_GOAL_: Which lines in the records below contain the word "quot"? Copy each of them.

_GIVEN DATA_:
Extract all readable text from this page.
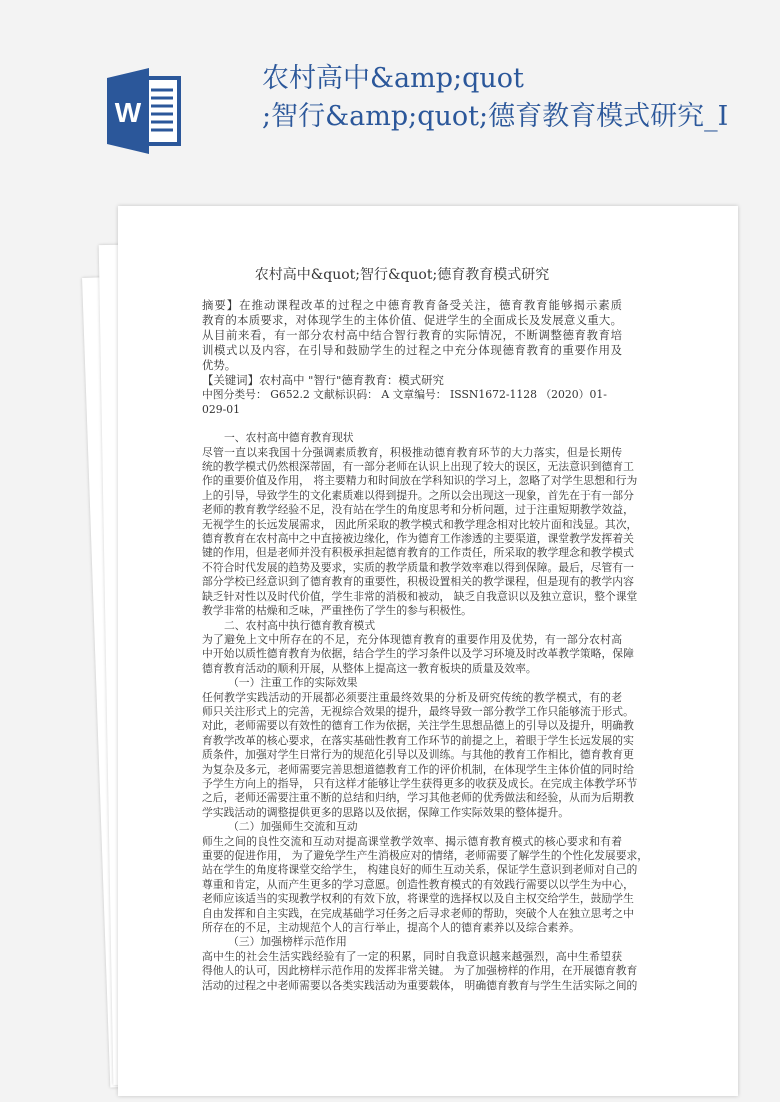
W
农村高中&amp;quot
;智行&amp;quot;德育教育模式研究_I
农村高中&quot;智行&quot;德育教育模式研究
摘要】在推动课程改革的过程之中德育教育备受关注，德育教育能够揭示素质
教育的本质要求，对体现学生的主体价值、促进学生的全面成长及发展意义重大。
从目前来看，有一部分农村高中结合智行教育的实际情况，不断调整德育教育培
训模式以及内容，在引导和鼓励学生的过程之中充分体现德育教育的重要作用及
优势。
【关键词】农村高中 "智行"德育教育：模式研究
中图分类号： G652.2 文献标识码： A 文章编号： ISSN1672-1128 （2020）01-
029-01
一、农村高中德育教育现状
尽管一直以来我国十分强调素质教育，积极推动德育教育环节的大力落实，但是长期传
统的教学模式仍然根深蒂固，有一部分老师在认识上出现了较大的误区，无法意识到德育工
作的重要价值及作用， 将主要精力和时间放在学科知识的学习上，忽略了对学生思想和行为
上的引导，导致学生的文化素质难以得到提升。之所以会出现这一现象，首先在于有一部分
老师的教育教学经验不足，没有站在学生的角度思考和分析问题，过于注重短期教学效益，
无视学生的长远发展需求， 因此所采取的教学模式和教学理念相对比较片面和浅显。其次，
德育教育在农村高中之中直接被边缘化，作为德育工作渗透的主要渠道，课堂教学发挥着关
键的作用，但是老师并没有积极承担起德育教育的工作责任，所采取的教学理念和教学模式
不符合时代发展的趋势及要求，实质的教学质量和教学效率难以得到保障。最后，尽管有一
部分学校已经意识到了德育教育的重要性，积极设置相关的教学课程，但是现有的教学内容
缺乏针对性以及时代价值，学生非常的消极和被动， 缺乏自我意识以及独立意识，整个课堂
教学非常的枯燥和乏味，严重挫伤了学生的参与积极性。
二、农村高中执行德育教育模式
为了避免上文中所存在的不足，充分体现德育教育的重要作用及优势，有一部分农村高
中开始以质性德育教育为依据，结合学生的学习条件以及学习环境及时改革教学策略，保障
德育教育活动的顺利开展，从整体上提高这一教育板块的质量及效率。
（一）注重工作的实际效果
任何教学实践活动的开展都必须要注重最终效果的分析及研究传统的教学模式，有的老
师只关注形式上的完善，无视综合效果的提升，最终导致一部分教学工作只能够流于形式。
对此，老师需要以有效性的德育工作为依据，关注学生思想品德上的引导以及提升，明确教
育教学改革的核心要求，在落实基础性教育工作环节的前提之上，着眼于学生长远发展的实
质条件，加强对学生日常行为的规范化引导以及训练。与其他的教育工作相比，德育教育更
为复杂及多元，老师需要完善思想道德教育工作的评价机制，在体现学生主体价值的同时给
予学生方向上的指导， 只有这样才能够让学生获得更多的收获及成长。在完成主体教学环节
之后，老师还需要注重不断的总结和归纳，学习其他老师的优秀做法和经验，从而为后期教
学实践活动的调整提供更多的思路以及依据，保障工作实际效果的整体提升。
（二）加强师生交流和互动
师生之间的良性交流和互动对提高课堂教学效率、揭示德育教育模式的核心要求和有着
重要的促进作用， 为了避免学生产生消极应对的情绪，老师需要了解学生的个性化发展要求，
站在学生的角度将课堂交给学生， 构建良好的师生互动关系，保证学生意识到老师对自己的
尊重和肯定，从而产生更多的学习意愿。创造性教育模式的有效践行需要以以学生为中心，
老师应该适当的实现教学权利的有效下放，将课堂的选择权以及自主权交给学生，鼓励学生
自由发挥和自主实践，在完成基础学习任务之后寻求老师的帮助，突破个人在独立思考之中
所存在的不足，主动规范个人的言行举止，提高个人的德育素养以及综合素养。
（三）加强榜样示范作用
高中生的社会生活实践经验有了一定的积累，同时自我意识越来越强烈，高中生希望获
得他人的认可，因此榜样示范作用的发挥非常关键。 为了加强榜样的作用，在开展德育教育
活动的过程之中老师需要以各类实践活动为重要载体， 明确德育教育与学生生活实际之间的
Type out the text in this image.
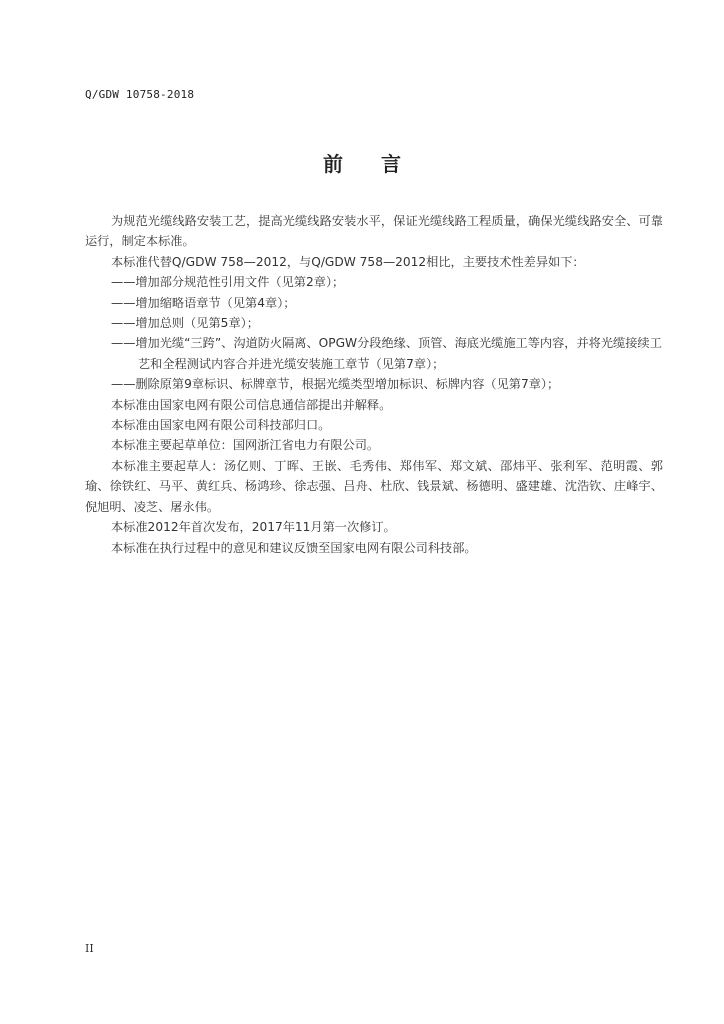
Q/GDW 10758-2018
前 言

为规范光缆线路安装工艺，提高光缆线路安装水平，保证光缆线路工程质量，确保光缆线路安全、可靠运行，制定本标准。

本标准代替Q/GDW 758—2012，与Q/GDW 758—2012相比，主要技术性差异如下：

——增加部分规范性引用文件（见第2章）；

——增加缩略语章节（见第4章）；

——增加总则（见第5章）；

——增加光缆“三跨”、沟道防火隔离、OPGW分段绝缘、顶管、海底光缆施工等内容，并将光缆接续工艺和全程测试内容合并进光缆安装施工章节（见第7章）；

——删除原第9章标识、标牌章节，根据光缆类型增加标识、标牌内容（见第7章）；

本标准由国家电网有限公司信息通信部提出并解释。

本标准由国家电网有限公司科技部归口。

本标准主要起草单位：国网浙江省电力有限公司。

本标准主要起草人：汤亿则、丁晖、王嵌、毛秀伟、郑伟军、郑文斌、邵炜平、张利军、范明霞、郭瑜、徐铁红、马平、黄红兵、杨鸿珍、徐志强、吕舟、杜欣、钱景斌、杨德明、盛建雄、沈浩钦、庄峰宇、倪旭明、凌芝、屠永伟。

本标准2012年首次发布，2017年11月第一次修订。

本标准在执行过程中的意见和建议反馈至国家电网有限公司科技部。

II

_THE COMPLETED TASK_:
农村高中&amp;quot
;智行&amp;quot;德育教育模式研究_I
农村高中&quot;智行&quot;德育教育模式研究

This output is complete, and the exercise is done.